**YOUR GOAL:**
Take each line that has the word "background" and return it.

**EXERCISE INPUTS:**

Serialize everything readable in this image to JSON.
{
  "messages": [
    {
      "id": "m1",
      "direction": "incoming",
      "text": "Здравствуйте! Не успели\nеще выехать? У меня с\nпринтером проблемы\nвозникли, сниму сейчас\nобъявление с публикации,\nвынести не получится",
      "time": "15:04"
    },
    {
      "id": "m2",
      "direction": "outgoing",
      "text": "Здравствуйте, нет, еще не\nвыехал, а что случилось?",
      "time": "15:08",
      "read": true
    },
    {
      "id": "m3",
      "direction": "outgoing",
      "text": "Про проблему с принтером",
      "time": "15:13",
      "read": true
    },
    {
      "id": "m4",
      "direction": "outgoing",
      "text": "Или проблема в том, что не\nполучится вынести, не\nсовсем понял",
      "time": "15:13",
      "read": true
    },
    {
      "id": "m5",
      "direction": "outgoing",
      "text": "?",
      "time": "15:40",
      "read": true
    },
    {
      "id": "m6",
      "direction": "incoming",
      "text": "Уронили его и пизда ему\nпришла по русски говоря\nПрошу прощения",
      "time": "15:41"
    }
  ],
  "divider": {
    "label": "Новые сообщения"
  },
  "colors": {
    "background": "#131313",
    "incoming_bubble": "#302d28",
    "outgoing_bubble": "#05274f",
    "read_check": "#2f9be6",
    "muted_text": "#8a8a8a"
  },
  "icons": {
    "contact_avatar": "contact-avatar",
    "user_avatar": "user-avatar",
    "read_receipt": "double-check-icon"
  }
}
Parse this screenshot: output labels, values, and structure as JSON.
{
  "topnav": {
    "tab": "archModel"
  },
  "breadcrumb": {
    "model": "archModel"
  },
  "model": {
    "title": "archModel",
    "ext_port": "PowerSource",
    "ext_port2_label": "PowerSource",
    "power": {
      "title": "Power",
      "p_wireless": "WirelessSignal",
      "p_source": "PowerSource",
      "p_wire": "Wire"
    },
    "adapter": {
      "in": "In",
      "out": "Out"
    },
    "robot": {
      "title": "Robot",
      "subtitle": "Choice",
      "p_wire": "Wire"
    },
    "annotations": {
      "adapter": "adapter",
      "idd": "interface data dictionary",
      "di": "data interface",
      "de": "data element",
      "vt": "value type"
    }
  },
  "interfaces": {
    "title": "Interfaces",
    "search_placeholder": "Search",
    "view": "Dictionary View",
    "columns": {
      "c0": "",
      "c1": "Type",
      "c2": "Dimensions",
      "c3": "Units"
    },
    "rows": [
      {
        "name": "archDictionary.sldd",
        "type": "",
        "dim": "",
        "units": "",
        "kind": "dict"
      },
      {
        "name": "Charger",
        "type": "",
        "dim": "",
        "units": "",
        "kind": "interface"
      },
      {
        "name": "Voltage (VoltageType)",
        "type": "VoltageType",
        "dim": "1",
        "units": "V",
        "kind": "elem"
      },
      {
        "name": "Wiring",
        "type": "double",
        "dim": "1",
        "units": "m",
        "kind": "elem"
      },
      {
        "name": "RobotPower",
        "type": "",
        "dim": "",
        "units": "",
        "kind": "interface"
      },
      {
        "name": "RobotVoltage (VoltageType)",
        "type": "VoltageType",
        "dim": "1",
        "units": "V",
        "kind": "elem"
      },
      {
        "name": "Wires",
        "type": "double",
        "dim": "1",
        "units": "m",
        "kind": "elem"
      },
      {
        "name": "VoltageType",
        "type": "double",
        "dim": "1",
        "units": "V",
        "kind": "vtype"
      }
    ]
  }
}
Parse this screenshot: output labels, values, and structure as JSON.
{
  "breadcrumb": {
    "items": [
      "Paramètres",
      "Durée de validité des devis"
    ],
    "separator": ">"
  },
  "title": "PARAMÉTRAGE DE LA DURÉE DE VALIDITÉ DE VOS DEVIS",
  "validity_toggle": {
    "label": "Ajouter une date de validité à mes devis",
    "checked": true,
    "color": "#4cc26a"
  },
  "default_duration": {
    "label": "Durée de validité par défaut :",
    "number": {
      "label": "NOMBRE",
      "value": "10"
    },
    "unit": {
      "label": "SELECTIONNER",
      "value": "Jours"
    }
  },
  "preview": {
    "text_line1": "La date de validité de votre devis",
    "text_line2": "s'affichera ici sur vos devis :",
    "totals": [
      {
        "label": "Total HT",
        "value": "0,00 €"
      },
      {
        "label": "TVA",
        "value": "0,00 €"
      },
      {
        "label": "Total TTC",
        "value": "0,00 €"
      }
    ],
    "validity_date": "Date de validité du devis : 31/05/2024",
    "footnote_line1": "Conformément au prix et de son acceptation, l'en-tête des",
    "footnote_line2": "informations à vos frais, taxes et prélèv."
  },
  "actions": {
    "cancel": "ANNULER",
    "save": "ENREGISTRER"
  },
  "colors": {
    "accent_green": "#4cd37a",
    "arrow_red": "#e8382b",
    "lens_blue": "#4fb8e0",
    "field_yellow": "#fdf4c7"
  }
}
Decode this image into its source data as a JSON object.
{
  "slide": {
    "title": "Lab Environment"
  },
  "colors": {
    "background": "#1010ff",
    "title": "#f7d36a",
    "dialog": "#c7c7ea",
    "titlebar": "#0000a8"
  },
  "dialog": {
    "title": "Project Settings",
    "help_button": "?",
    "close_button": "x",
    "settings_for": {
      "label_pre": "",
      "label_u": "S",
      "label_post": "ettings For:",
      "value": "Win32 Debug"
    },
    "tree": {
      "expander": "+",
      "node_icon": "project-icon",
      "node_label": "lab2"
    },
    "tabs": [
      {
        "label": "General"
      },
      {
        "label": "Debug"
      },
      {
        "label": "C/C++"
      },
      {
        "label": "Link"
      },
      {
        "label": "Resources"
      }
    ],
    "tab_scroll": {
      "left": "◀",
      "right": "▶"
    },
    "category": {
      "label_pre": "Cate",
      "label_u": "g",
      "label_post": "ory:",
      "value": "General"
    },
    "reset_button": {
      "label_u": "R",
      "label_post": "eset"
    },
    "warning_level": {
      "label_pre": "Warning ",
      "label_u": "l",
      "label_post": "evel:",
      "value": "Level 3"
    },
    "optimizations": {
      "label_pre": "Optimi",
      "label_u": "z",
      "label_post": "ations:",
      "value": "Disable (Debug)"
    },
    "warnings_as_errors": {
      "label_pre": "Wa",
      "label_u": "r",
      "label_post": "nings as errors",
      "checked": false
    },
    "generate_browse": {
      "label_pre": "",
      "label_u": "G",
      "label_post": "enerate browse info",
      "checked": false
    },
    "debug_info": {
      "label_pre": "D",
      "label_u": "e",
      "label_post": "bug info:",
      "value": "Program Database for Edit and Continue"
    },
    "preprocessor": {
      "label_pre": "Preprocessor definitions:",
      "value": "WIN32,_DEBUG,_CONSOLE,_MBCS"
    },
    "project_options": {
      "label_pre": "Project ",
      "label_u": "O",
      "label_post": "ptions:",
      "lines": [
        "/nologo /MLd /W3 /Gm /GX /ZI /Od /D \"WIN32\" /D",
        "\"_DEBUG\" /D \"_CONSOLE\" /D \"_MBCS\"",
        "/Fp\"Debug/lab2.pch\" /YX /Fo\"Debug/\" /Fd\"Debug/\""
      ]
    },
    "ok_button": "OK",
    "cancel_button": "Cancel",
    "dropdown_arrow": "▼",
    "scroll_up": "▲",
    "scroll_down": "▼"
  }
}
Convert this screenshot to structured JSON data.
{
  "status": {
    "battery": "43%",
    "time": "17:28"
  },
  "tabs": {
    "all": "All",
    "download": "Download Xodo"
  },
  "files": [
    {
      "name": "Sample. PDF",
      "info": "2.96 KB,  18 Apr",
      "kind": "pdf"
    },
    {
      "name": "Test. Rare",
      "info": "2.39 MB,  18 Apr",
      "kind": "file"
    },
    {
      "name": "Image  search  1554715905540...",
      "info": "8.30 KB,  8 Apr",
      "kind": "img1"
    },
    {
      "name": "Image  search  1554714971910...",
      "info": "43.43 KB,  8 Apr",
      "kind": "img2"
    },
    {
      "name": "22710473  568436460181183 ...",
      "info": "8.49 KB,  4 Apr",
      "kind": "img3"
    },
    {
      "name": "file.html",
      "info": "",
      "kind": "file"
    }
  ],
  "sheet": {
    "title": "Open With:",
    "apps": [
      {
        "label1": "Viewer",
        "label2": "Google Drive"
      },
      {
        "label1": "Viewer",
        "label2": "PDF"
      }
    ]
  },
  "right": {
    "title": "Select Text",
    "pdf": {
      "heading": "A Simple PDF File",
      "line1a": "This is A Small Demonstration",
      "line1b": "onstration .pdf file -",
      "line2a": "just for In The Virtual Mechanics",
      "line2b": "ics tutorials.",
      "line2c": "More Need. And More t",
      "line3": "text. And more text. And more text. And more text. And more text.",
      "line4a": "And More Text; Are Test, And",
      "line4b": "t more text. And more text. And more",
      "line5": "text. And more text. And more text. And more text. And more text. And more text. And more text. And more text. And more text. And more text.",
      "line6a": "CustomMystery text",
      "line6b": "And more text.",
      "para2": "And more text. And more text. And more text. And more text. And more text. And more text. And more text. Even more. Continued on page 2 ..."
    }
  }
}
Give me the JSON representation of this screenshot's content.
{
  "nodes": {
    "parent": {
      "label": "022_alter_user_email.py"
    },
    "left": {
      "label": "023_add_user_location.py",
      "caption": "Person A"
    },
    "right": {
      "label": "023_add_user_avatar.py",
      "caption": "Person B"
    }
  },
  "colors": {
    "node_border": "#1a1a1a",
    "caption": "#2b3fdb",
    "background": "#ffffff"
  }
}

**EXERCISE RESPONSE:**
    "background": "#131313",
    "background": "#1010ff",
    "background": "#ffffff"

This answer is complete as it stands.